Restate the records below word for word, and omit the images they hold.

**Dataset entries:**
++++++
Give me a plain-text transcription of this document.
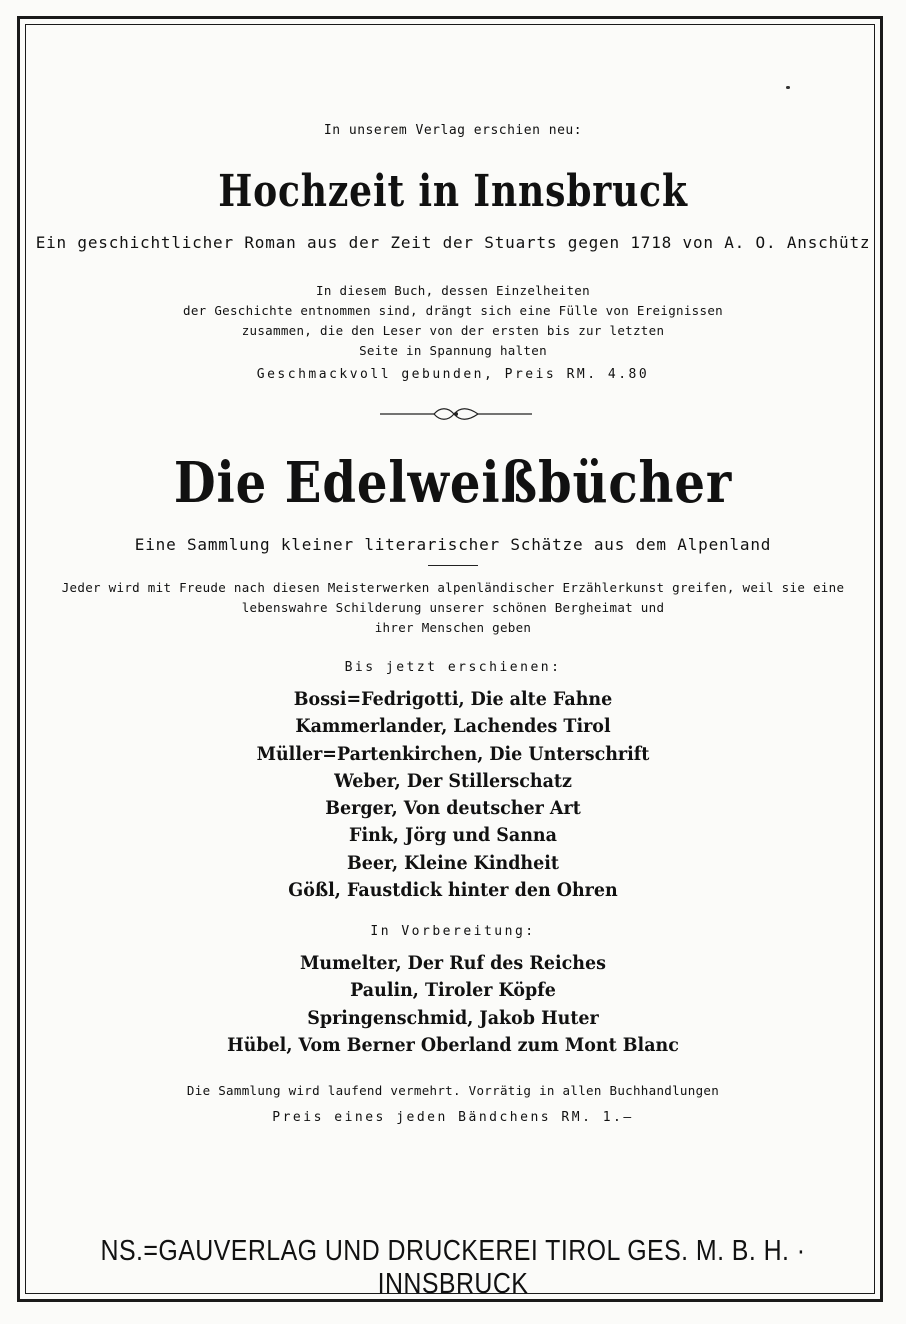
In unserem Verlag erschien neu:
Hochzeit in Innsbruck
Ein geschichtlicher Roman aus der Zeit der Stuarts gegen 1718 von A. O. Anschütz
In diesem Buch, dessen Einzelheiten
der Geschichte entnommen sind, drängt sich eine Fülle von Ereignissen
zusammen, die den Leser von der ersten bis zur letzten
Seite in Spannung halten
Geschmackvoll gebunden, Preis RM. 4.80
Die Edelweißbücher
Eine Sammlung kleiner literarischer Schätze aus dem Alpenland
Jeder wird mit Freude nach diesen Meisterwerken alpenländischer Erzählerkunst greifen, weil sie eine
lebenswahre Schilderung unserer schönen Bergheimat und
ihrer Menschen geben
Bis jetzt erschienen:
Bossi=Fedrigotti, Die alte Fahne
Kammerlander, Lachendes Tirol
Müller=Partenkirchen, Die Unterschrift
Weber, Der Stillerschatz
Berger, Von deutscher Art
Fink, Jörg und Sanna
Beer, Kleine Kindheit
Gößl, Faustdick hinter den Ohren
In Vorbereitung:
Mumelter, Der Ruf des Reiches
Paulin, Tiroler Köpfe
Springenschmid, Jakob Huter
Hübel, Vom Berner Oberland zum Mont Blanc
Die Sammlung wird laufend vermehrt. Vorrätig in allen Buchhandlungen
Preis eines jeden Bändchens RM. 1.—
NS.=GAUVERLAG UND DRUCKEREI TIROL GES. M. B. H. · INNSBRUCK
++++++
**Task result:**
Give me a plain-text transcription of this document.
In unserem Verlag erschien neu:
Hochzeit in Innsbruck
Ein geschichtlicher Roman aus der Zeit der Stuarts gegen 1718 von A. O. Anschütz
In diesem Buch, dessen Einzelheiten
der Geschichte entnommen sind, drängt sich eine Fülle von Ereignissen
zusammen, die den Leser von der ersten bis zur letzten
Seite in Spannung halten
Geschmackvoll gebunden, Preis RM. 4.80
Die Edelweißbücher
Eine Sammlung kleiner literarischer Schätze aus dem Alpenland
Jeder wird mit Freude nach diesen Meisterwerken alpenländischer Erzählerkunst greifen, weil sie eine
lebenswahre Schilderung unserer schönen Bergheimat und
ihrer Menschen geben
Bis jetzt erschienen:
Bossi=Fedrigotti, Die alte Fahne
Kammerlander, Lachendes Tirol
Müller=Partenkirchen, Die Unterschrift
Weber, Der Stillerschatz
Berger, Von deutscher Art
Fink, Jörg und Sanna
Beer, Kleine Kindheit
Gößl, Faustdick hinter den Ohren
In Vorbereitung:
Mumelter, Der Ruf des Reiches
Paulin, Tiroler Köpfe
Springenschmid, Jakob Huter
Hübel, Vom Berner Oberland zum Mont Blanc
Die Sammlung wird laufend vermehrt. Vorrätig in allen Buchhandlungen
Preis eines jeden Bändchens RM. 1.—
NS.=GAUVERLAG UND DRUCKEREI TIROL GES. M. B. H. · INNSBRUCK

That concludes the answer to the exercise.